Determine how many lines include the word "iovs", then give that number and nothing more.

EXTRACTED DATA:
'''
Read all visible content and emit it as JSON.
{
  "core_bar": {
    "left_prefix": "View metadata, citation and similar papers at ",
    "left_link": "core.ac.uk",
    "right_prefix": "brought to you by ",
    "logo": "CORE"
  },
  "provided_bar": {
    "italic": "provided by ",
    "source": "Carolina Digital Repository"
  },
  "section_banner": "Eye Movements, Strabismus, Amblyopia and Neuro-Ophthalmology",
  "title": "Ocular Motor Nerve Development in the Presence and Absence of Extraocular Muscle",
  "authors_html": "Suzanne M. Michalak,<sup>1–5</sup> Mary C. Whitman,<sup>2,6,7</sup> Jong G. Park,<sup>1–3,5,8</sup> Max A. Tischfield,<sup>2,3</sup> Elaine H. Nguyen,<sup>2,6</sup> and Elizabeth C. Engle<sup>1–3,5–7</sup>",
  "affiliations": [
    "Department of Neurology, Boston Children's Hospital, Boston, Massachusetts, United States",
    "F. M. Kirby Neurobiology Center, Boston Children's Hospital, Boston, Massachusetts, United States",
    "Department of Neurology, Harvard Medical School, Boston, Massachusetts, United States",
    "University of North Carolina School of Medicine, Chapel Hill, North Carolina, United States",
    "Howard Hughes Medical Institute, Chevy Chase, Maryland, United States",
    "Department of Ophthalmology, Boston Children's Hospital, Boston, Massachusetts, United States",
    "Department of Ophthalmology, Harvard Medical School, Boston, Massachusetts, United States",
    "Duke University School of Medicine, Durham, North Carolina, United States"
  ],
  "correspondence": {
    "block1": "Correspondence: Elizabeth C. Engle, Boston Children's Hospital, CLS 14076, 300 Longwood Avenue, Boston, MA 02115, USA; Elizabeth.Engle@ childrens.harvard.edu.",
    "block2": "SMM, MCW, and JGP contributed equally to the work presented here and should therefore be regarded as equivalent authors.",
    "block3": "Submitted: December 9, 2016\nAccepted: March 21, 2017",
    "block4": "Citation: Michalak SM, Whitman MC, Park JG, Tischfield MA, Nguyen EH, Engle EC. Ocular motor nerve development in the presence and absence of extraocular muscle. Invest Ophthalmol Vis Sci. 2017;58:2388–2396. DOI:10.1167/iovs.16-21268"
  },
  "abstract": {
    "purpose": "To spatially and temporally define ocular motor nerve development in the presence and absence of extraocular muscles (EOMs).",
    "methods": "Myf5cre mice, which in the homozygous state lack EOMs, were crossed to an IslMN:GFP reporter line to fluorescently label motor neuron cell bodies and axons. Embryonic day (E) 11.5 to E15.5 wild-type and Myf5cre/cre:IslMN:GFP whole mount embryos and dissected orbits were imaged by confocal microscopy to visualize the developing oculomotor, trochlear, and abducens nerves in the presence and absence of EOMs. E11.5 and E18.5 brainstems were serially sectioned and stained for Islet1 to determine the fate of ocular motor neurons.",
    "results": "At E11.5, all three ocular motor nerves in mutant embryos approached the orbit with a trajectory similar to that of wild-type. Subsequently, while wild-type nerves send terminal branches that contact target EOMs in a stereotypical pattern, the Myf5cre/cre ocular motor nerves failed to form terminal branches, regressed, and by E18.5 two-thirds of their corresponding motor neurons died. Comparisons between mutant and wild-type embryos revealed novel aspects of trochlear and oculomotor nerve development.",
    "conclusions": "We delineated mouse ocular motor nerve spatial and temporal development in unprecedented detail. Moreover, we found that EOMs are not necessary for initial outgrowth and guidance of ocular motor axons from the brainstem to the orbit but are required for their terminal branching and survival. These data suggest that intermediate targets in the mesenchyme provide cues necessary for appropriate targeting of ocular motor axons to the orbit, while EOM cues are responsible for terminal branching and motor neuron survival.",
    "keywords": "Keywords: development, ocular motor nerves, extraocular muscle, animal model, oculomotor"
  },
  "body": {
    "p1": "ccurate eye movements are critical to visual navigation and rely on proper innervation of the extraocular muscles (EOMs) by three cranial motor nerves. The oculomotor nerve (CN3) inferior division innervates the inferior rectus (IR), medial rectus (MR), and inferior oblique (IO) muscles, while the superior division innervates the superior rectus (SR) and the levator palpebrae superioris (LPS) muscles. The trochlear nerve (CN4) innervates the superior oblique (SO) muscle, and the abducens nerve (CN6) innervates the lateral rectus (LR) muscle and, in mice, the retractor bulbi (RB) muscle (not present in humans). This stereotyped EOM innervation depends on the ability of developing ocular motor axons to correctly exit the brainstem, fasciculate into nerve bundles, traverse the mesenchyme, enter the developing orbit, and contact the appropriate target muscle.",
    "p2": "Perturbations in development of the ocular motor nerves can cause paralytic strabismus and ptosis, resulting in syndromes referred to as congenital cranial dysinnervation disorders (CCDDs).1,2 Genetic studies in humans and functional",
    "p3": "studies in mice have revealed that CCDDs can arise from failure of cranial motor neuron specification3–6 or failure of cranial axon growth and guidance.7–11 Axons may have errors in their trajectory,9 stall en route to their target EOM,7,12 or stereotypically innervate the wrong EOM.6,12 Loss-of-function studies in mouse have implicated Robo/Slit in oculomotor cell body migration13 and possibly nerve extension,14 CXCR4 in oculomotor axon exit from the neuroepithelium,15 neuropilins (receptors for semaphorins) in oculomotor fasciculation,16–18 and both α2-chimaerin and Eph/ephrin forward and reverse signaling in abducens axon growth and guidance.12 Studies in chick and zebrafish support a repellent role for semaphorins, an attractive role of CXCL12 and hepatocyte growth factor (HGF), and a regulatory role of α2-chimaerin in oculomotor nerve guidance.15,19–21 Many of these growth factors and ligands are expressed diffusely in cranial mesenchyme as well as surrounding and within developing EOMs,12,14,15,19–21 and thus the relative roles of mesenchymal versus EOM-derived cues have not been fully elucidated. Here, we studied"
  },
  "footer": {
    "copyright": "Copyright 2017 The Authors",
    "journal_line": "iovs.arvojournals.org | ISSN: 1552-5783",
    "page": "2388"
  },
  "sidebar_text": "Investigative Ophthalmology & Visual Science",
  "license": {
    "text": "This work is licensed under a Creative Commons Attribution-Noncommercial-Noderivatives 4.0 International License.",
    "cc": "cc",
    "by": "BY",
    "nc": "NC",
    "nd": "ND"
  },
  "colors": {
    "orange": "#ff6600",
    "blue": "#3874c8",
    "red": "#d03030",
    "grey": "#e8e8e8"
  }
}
'''
EXPECTED OUTPUT:
2